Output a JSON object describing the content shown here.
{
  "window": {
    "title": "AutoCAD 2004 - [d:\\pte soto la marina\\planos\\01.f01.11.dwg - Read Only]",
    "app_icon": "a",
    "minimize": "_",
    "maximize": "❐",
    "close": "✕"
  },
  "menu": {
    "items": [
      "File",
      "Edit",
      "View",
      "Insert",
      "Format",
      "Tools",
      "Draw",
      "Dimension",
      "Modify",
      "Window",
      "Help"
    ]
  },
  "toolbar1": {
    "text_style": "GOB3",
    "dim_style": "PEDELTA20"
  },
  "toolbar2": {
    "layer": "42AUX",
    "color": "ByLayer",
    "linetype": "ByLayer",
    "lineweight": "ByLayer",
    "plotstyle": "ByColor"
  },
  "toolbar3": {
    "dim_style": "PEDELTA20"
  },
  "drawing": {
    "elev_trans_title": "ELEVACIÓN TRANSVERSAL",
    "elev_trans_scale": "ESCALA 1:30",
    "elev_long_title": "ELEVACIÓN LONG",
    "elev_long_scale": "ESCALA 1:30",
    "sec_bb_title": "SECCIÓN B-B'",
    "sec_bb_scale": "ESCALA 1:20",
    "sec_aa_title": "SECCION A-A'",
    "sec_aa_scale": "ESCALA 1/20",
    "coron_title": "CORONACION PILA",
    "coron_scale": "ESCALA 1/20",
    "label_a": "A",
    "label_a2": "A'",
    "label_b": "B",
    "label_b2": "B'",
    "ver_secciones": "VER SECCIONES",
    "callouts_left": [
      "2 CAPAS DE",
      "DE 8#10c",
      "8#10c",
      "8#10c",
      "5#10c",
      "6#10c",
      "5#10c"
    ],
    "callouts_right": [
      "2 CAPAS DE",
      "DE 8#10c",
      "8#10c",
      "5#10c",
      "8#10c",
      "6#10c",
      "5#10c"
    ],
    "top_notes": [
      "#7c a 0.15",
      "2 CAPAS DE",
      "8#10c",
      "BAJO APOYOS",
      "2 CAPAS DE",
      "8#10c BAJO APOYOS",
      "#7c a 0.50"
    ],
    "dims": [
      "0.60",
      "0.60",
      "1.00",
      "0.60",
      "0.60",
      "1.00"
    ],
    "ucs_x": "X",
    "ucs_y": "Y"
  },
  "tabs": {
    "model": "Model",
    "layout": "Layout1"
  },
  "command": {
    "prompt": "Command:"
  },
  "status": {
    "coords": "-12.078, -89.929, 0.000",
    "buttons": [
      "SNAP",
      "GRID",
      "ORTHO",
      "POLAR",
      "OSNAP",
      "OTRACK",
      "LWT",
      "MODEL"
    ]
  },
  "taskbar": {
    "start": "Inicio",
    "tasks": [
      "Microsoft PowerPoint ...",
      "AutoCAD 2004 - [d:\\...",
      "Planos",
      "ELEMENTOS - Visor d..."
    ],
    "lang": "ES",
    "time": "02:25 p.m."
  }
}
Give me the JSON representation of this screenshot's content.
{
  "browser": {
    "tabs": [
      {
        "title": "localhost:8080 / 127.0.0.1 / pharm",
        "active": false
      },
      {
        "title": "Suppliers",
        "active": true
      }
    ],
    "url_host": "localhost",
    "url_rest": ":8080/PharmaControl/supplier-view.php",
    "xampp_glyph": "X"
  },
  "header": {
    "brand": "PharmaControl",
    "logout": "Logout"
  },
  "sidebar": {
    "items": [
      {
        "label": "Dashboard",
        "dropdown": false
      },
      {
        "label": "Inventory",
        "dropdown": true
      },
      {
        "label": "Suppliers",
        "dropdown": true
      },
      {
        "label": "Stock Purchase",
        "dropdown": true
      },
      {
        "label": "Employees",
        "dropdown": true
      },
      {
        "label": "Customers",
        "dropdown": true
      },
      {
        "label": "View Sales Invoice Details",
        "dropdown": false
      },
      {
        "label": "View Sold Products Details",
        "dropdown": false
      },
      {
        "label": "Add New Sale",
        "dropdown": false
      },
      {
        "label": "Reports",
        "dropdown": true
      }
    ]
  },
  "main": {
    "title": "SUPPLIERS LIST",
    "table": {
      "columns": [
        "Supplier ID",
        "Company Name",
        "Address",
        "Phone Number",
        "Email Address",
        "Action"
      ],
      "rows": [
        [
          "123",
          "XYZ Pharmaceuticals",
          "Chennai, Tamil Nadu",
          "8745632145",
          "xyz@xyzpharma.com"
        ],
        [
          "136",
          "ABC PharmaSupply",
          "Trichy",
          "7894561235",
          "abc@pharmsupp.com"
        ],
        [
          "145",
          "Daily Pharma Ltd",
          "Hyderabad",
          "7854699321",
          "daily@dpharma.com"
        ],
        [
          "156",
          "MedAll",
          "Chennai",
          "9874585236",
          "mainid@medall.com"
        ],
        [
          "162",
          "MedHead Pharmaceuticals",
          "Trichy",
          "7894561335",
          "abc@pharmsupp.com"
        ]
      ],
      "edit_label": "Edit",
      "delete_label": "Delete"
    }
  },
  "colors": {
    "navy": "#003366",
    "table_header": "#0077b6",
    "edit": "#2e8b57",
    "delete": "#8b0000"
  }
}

_ _ _ _ _ _ _

(Exercise requirements):
Return all of the data exactly as it reads.

(Written reply):
Output a JSON object describing the content shown here.
{
  "window": {
    "title": "AutoCAD 2004 - [d:\\pte soto la marina\\planos\\01.f01.11.dwg - Read Only]",
    "app_icon": "a",
    "minimize": "_",
    "maximize": "❐",
    "close": "✕"
  },
  "menu": {
    "items": [
      "File",
      "Edit",
      "View",
      "Insert",
      "Format",
      "Tools",
      "Draw",
      "Dimension",
      "Modify",
      "Window",
      "Help"
    ]
  },
  "toolbar1": {
    "text_style": "GOB3",
    "dim_style": "PEDELTA20"
  },
  "toolbar2": {
    "layer": "42AUX",
    "color": "ByLayer",
    "linetype": "ByLayer",
    "lineweight": "ByLayer",
    "plotstyle": "ByColor"
  },
  "toolbar3": {
    "dim_style": "PEDELTA20"
  },
  "drawing": {
    "elev_trans_title": "ELEVACIÓN TRANSVERSAL",
    "elev_trans_scale": "ESCALA 1:30",
    "elev_long_title": "ELEVACIÓN LONG",
    "elev_long_scale": "ESCALA 1:30",
    "sec_bb_title": "SECCIÓN B-B'",
    "sec_bb_scale": "ESCALA 1:20",
    "sec_aa_title": "SECCION A-A'",
    "sec_aa_scale": "ESCALA 1/20",
    "coron_title": "CORONACION PILA",
    "coron_scale": "ESCALA 1/20",
    "label_a": "A",
    "label_a2": "A'",
    "label_b": "B",
    "label_b2": "B'",
    "ver_secciones": "VER SECCIONES",
    "callouts_left": [
      "2 CAPAS DE",
      "DE 8#10c",
      "8#10c",
      "8#10c",
      "5#10c",
      "6#10c",
      "5#10c"
    ],
    "callouts_right": [
      "2 CAPAS DE",
      "DE 8#10c",
      "8#10c",
      "5#10c",
      "8#10c",
      "6#10c",
      "5#10c"
    ],
    "top_notes": [
      "#7c a 0.15",
      "2 CAPAS DE",
      "8#10c",
      "BAJO APOYOS",
      "2 CAPAS DE",
      "8#10c BAJO APOYOS",
      "#7c a 0.50"
    ],
    "dims": [
      "0.60",
      "0.60",
      "1.00",
      "0.60",
      "0.60",
      "1.00"
    ],
    "ucs_x": "X",
    "ucs_y": "Y"
  },
  "tabs": {
    "model": "Model",
    "layout": "Layout1"
  },
  "command": {
    "prompt": "Command:"
  },
  "status": {
    "coords": "-12.078, -89.929, 0.000",
    "buttons": [
      "SNAP",
      "GRID",
      "ORTHO",
      "POLAR",
      "OSNAP",
      "OTRACK",
      "LWT",
      "MODEL"
    ]
  },
  "taskbar": {
    "start": "Inicio",
    "tasks": [
      "Microsoft PowerPoint ...",
      "AutoCAD 2004 - [d:\\...",
      "Planos",
      "ELEMENTOS - Visor d..."
    ],
    "lang": "ES",
    "time": "02:25 p.m."
  }
}
Give me the JSON representation of this screenshot's content.
{
  "browser": {
    "tabs": [
      {
        "title": "localhost:8080 / 127.0.0.1 / pharm",
        "active": false
      },
      {
        "title": "Suppliers",
        "active": true
      }
    ],
    "url_host": "localhost",
    "url_rest": ":8080/PharmaControl/supplier-view.php",
    "xampp_glyph": "X"
  },
  "header": {
    "brand": "PharmaControl",
    "logout": "Logout"
  },
  "sidebar": {
    "items": [
      {
        "label": "Dashboard",
        "dropdown": false
      },
      {
        "label": "Inventory",
        "dropdown": true
      },
      {
        "label": "Suppliers",
        "dropdown": true
      },
      {
        "label": "Stock Purchase",
        "dropdown": true
      },
      {
        "label": "Employees",
        "dropdown": true
      },
      {
        "label": "Customers",
        "dropdown": true
      },
      {
        "label": "View Sales Invoice Details",
        "dropdown": false
      },
      {
        "label": "View Sold Products Details",
        "dropdown": false
      },
      {
        "label": "Add New Sale",
        "dropdown": false
      },
      {
        "label": "Reports",
        "dropdown": true
      }
    ]
  },
  "main": {
    "title": "SUPPLIERS LIST",
    "table": {
      "columns": [
        "Supplier ID",
        "Company Name",
        "Address",
        "Phone Number",
        "Email Address",
        "Action"
      ],
      "rows": [
        [
          "123",
          "XYZ Pharmaceuticals",
          "Chennai, Tamil Nadu",
          "8745632145",
          "xyz@xyzpharma.com"
        ],
        [
          "136",
          "ABC PharmaSupply",
          "Trichy",
          "7894561235",
          "abc@pharmsupp.com"
        ],
        [
          "145",
          "Daily Pharma Ltd",
          "Hyderabad",
          "7854699321",
          "daily@dpharma.com"
        ],
        [
          "156",
          "MedAll",
          "Chennai",
          "9874585236",
          "mainid@medall.com"
        ],
        [
          "162",
          "MedHead Pharmaceuticals",
          "Trichy",
          "7894561335",
          "abc@pharmsupp.com"
        ]
      ],
      "edit_label": "Edit",
      "delete_label": "Delete"
    }
  },
  "colors": {
    "navy": "#003366",
    "table_header": "#0077b6",
    "edit": "#2e8b57",
    "delete": "#8b0000"
  }
}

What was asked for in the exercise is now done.